Short task: How many lines of the records hold the string "actividad"? Reply with the number alone.

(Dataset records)
──────

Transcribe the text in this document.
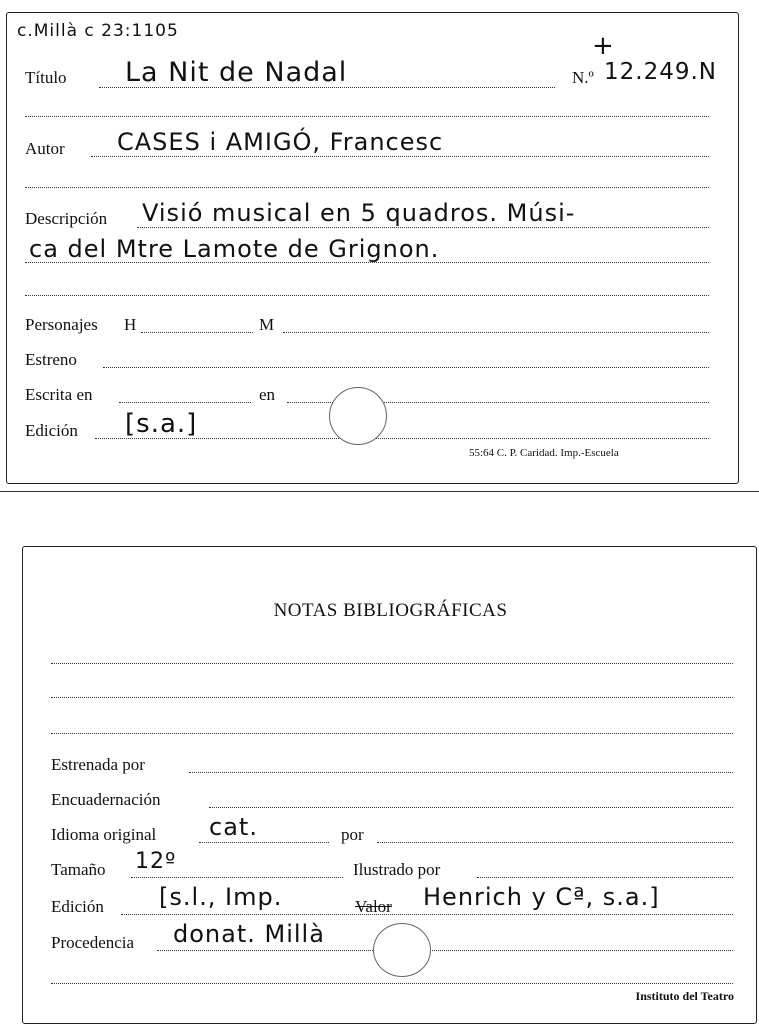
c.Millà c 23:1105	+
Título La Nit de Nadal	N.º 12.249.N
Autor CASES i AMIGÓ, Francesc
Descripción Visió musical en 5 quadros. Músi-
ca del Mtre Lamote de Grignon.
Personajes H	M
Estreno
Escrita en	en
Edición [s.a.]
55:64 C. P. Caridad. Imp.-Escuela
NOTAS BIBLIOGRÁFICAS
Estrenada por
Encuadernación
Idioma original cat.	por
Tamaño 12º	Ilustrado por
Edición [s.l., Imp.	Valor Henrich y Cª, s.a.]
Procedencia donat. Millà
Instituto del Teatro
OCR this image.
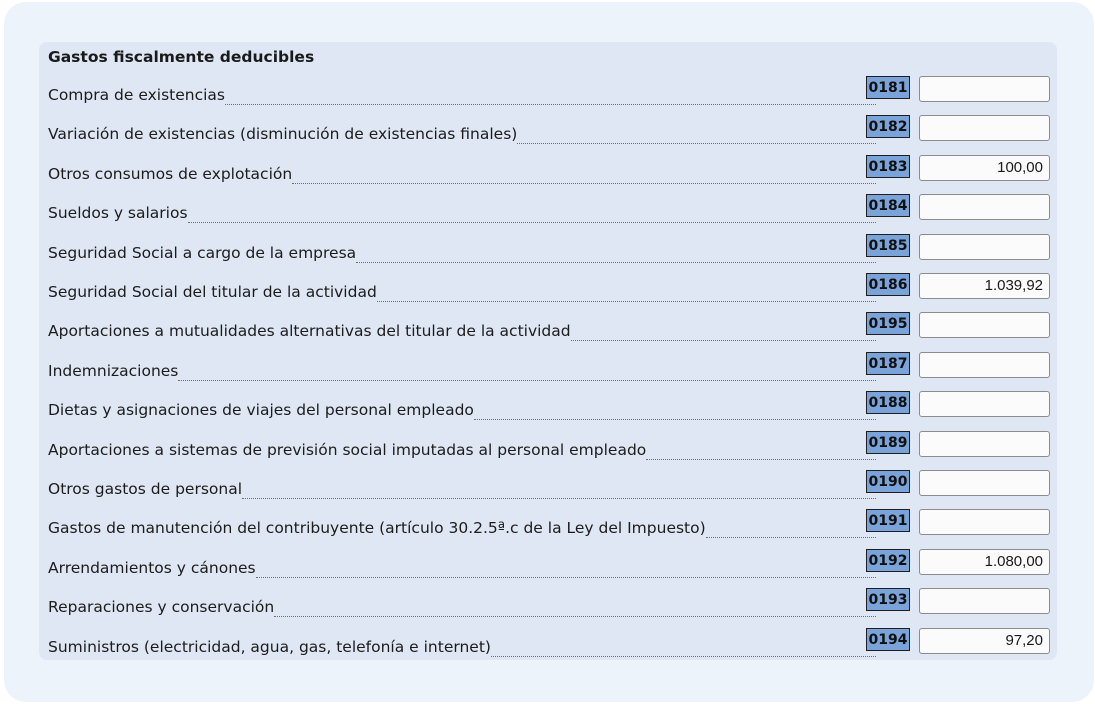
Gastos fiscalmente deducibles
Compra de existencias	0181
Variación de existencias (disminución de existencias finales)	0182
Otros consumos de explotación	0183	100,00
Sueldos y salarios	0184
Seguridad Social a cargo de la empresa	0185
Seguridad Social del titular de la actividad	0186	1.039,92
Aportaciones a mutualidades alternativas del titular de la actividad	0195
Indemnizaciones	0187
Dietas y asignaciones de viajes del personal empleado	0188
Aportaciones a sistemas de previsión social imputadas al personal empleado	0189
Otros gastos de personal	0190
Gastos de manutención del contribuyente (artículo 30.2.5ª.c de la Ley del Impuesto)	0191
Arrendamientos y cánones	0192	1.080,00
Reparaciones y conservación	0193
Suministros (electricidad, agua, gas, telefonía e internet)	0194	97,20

──────

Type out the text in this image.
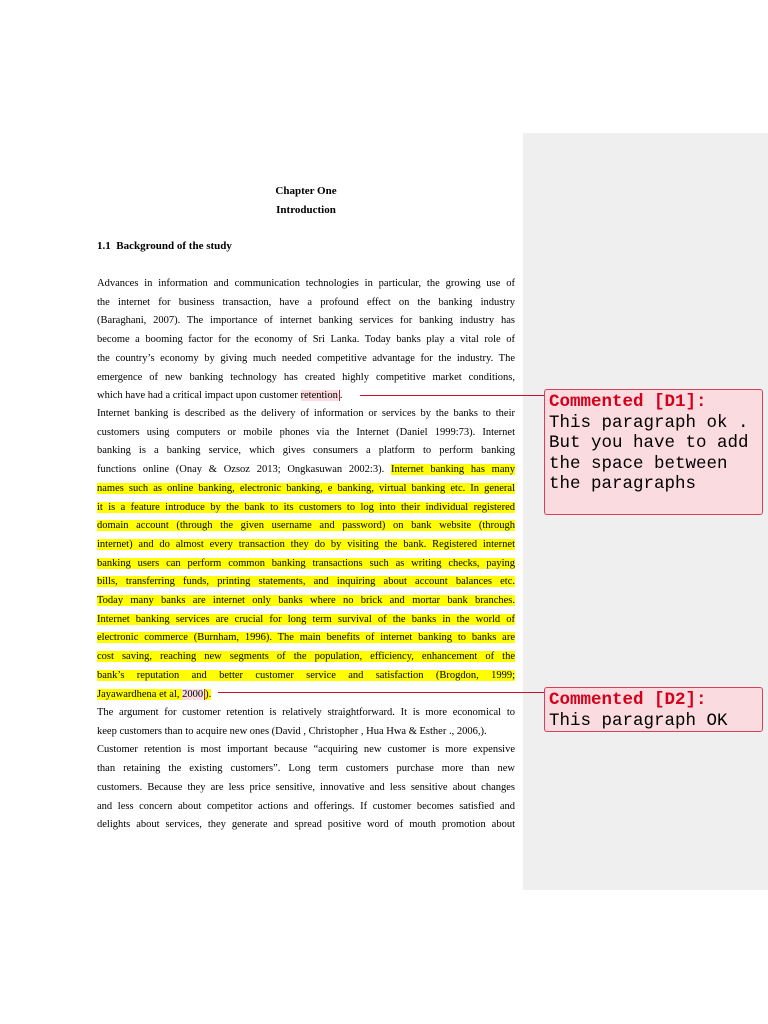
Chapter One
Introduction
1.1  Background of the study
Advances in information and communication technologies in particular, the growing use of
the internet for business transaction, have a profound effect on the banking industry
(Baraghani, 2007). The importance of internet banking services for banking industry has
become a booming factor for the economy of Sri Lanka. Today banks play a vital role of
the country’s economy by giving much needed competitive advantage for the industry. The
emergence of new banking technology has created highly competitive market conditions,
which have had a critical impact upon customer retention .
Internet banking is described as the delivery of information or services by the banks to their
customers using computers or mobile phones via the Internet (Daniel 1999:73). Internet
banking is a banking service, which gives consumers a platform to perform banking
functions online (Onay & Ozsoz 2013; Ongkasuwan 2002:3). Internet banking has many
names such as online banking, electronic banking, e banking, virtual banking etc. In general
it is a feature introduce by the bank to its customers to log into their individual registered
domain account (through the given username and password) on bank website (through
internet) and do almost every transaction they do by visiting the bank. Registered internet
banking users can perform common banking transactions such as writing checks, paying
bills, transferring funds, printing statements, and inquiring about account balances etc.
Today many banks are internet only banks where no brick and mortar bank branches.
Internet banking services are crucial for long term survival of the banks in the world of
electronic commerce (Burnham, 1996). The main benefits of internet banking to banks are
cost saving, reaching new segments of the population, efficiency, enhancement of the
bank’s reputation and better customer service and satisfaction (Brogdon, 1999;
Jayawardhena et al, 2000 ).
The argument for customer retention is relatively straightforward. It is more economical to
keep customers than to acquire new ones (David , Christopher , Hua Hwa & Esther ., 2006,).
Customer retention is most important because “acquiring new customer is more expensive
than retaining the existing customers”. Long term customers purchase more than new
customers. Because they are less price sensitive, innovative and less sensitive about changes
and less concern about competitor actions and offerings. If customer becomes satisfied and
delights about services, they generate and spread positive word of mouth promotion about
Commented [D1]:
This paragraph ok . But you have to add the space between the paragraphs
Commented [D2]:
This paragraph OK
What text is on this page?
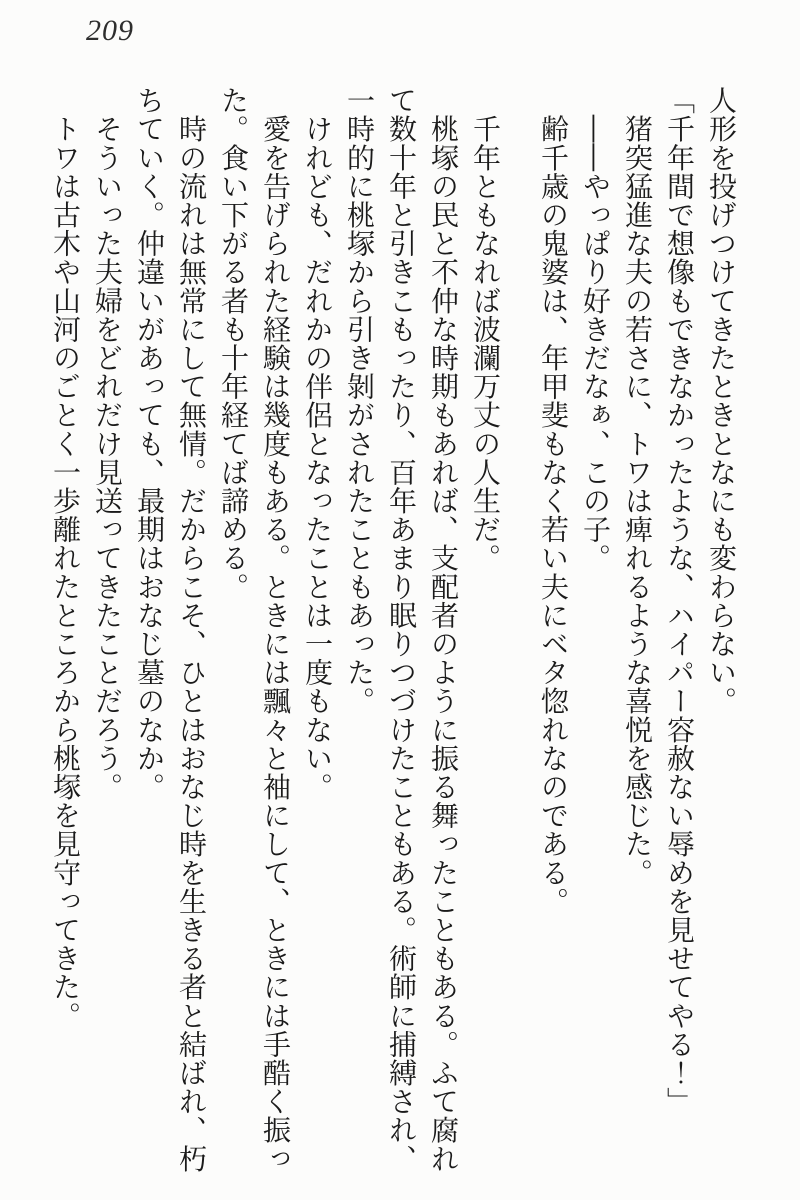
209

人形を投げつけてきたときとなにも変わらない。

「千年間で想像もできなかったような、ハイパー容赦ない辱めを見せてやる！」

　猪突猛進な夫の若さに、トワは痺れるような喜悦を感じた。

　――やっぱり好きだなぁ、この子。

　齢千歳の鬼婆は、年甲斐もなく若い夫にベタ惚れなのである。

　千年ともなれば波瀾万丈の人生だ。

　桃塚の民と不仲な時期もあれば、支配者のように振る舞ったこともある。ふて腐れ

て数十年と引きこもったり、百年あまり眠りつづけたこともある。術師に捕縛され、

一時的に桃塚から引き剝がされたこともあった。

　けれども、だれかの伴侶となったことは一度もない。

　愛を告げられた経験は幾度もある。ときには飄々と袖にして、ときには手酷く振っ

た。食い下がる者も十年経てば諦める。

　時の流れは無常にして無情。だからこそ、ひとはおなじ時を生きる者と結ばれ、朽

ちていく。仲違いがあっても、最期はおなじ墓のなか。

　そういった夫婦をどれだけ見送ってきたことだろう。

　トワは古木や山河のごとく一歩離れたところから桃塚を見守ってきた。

──────

Task response: 2